● Exercise instructions:
Copy the listing from its first line through the line containing "data-point-marker <box>1196 204", swapping "data-point-marker" for "point marker" and leaving all else unchanged.

○ ○ ○

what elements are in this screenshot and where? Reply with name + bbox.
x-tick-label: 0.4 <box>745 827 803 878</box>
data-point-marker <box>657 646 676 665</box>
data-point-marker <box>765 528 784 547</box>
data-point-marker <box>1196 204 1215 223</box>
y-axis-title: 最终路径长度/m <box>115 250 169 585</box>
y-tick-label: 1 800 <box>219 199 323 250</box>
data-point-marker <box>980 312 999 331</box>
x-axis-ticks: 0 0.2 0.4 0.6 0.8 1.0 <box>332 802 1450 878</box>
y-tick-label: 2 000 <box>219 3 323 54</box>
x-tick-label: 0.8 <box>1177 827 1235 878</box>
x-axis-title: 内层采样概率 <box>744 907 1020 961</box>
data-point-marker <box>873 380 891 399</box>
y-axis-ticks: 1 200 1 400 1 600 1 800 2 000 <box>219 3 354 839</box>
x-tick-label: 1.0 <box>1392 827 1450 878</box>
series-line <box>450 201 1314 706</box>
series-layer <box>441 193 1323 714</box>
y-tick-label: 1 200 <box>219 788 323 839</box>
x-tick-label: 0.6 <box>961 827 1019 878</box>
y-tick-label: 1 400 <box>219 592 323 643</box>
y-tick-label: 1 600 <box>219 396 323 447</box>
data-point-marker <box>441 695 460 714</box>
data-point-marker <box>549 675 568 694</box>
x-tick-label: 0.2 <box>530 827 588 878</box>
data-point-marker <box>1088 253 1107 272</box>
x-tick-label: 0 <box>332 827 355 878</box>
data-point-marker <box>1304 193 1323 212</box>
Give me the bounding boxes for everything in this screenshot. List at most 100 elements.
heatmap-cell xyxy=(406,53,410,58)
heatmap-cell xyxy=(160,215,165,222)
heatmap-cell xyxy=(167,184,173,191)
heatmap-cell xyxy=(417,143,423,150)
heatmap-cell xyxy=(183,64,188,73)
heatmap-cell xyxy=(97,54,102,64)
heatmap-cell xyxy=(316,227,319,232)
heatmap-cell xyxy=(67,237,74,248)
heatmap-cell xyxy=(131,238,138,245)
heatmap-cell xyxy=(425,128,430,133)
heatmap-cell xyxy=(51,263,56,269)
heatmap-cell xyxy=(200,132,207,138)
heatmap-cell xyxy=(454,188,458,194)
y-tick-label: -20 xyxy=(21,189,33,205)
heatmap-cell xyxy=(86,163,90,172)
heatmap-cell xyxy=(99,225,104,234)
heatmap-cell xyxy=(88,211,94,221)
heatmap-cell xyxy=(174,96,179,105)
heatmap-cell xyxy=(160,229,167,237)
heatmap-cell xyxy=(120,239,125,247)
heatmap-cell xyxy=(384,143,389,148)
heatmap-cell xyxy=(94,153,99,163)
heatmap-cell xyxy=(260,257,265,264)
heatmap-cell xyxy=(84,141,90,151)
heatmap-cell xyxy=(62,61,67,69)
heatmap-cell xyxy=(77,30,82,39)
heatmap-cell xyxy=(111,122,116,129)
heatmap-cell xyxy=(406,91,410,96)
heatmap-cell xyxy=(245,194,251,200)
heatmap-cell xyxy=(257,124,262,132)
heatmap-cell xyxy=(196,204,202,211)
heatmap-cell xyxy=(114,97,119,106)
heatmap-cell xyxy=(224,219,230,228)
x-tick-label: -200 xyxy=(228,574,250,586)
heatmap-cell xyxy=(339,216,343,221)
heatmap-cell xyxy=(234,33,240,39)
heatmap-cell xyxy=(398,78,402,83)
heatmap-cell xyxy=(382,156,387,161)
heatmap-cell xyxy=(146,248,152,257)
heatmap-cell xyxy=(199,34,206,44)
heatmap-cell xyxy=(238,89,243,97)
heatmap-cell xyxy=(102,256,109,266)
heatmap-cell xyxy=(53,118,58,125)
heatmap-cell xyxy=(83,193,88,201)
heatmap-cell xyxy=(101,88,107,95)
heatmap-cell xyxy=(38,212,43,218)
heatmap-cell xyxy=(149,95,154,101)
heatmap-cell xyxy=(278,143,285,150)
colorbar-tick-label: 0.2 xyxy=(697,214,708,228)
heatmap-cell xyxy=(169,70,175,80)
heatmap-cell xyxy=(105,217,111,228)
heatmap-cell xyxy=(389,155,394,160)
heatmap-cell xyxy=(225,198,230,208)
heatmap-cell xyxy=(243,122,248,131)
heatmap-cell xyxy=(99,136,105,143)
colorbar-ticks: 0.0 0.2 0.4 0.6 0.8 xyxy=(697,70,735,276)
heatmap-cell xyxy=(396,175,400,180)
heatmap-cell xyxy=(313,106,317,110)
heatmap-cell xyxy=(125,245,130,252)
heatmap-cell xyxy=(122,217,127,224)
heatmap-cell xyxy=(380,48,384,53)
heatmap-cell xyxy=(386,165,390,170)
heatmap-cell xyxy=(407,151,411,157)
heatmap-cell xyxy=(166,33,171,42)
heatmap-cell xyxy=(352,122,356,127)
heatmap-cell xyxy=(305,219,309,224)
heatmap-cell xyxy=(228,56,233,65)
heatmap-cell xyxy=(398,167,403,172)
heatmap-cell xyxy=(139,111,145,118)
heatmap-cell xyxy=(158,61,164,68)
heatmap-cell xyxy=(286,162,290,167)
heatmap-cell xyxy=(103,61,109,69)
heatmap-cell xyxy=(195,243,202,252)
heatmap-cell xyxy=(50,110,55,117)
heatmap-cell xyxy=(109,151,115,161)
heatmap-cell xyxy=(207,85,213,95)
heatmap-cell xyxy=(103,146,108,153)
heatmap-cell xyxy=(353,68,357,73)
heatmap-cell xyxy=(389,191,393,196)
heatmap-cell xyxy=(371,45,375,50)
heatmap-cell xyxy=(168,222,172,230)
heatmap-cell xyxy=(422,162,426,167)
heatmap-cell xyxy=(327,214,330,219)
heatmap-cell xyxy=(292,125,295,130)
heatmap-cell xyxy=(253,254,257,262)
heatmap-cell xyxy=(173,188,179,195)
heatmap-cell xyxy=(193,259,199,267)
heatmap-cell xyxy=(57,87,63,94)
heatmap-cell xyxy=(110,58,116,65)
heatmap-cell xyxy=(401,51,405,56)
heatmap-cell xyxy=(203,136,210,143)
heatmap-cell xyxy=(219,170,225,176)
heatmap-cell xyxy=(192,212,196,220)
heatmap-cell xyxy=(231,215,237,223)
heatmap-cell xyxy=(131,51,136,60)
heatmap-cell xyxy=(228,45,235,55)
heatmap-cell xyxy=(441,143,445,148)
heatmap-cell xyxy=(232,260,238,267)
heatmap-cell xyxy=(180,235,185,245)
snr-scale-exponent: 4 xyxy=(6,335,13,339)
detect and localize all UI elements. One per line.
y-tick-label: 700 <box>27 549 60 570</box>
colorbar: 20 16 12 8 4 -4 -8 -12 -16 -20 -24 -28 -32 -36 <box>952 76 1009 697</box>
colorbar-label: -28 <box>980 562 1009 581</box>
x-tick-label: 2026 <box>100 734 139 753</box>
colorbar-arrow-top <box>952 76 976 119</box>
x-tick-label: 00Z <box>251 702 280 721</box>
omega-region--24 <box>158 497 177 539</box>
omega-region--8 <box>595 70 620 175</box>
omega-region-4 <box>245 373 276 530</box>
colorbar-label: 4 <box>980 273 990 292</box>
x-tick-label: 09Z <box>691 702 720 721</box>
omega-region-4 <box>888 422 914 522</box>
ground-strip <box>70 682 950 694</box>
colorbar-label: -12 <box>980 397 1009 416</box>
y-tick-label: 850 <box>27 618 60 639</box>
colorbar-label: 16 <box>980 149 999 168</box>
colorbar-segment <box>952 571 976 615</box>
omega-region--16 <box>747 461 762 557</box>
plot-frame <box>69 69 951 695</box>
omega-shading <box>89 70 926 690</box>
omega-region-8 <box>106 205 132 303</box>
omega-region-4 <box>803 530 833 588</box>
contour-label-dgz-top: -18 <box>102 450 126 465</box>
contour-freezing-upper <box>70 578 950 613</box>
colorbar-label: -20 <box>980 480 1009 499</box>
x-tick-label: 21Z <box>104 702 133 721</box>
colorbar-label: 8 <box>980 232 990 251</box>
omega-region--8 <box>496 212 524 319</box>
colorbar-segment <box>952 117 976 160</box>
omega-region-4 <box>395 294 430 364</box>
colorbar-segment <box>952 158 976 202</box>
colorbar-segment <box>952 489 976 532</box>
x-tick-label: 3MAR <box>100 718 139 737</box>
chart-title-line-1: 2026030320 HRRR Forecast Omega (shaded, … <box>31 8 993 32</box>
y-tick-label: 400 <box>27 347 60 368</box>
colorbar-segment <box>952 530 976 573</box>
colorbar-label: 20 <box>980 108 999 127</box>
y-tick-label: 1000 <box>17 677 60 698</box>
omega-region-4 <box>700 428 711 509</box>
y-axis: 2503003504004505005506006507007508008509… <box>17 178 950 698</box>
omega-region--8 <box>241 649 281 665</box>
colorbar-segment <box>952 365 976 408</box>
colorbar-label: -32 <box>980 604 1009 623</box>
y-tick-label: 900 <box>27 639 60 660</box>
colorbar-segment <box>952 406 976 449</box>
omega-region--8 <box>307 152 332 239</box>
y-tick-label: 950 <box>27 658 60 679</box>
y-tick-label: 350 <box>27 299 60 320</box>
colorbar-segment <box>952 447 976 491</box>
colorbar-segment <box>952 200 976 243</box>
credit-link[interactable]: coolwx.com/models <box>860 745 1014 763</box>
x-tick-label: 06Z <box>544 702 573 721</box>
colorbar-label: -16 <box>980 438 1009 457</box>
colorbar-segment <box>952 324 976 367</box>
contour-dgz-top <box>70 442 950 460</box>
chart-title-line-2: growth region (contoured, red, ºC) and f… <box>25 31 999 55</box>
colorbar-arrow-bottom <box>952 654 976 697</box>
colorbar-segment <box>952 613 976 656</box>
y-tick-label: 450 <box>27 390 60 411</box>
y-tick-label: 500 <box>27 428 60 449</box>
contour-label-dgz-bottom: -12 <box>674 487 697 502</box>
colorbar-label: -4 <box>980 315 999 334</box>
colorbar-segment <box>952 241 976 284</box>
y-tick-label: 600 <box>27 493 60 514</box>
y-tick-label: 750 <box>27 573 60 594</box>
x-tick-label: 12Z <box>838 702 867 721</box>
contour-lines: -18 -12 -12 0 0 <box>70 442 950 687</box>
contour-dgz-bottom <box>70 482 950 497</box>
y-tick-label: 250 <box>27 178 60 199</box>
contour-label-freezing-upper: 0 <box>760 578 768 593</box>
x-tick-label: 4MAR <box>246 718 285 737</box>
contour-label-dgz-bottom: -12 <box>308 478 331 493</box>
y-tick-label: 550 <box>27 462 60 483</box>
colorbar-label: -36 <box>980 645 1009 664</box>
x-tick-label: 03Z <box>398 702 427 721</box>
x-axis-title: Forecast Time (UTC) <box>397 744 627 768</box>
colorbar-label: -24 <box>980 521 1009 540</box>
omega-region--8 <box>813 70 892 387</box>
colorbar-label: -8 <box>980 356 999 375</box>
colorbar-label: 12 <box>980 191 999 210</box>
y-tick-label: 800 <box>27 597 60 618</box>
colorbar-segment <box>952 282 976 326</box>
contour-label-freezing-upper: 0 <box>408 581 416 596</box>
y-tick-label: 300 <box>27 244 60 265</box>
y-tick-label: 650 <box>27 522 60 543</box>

○ ○ ○

● Exercise result:
what elements are in this screenshot and where? Reply with name + bbox.
x-tick-label: 0.4 <box>745 827 803 878</box>
point marker <box>657 646 676 665</box>
point marker <box>765 528 784 547</box>
point marker <box>1196 204 1215 223</box>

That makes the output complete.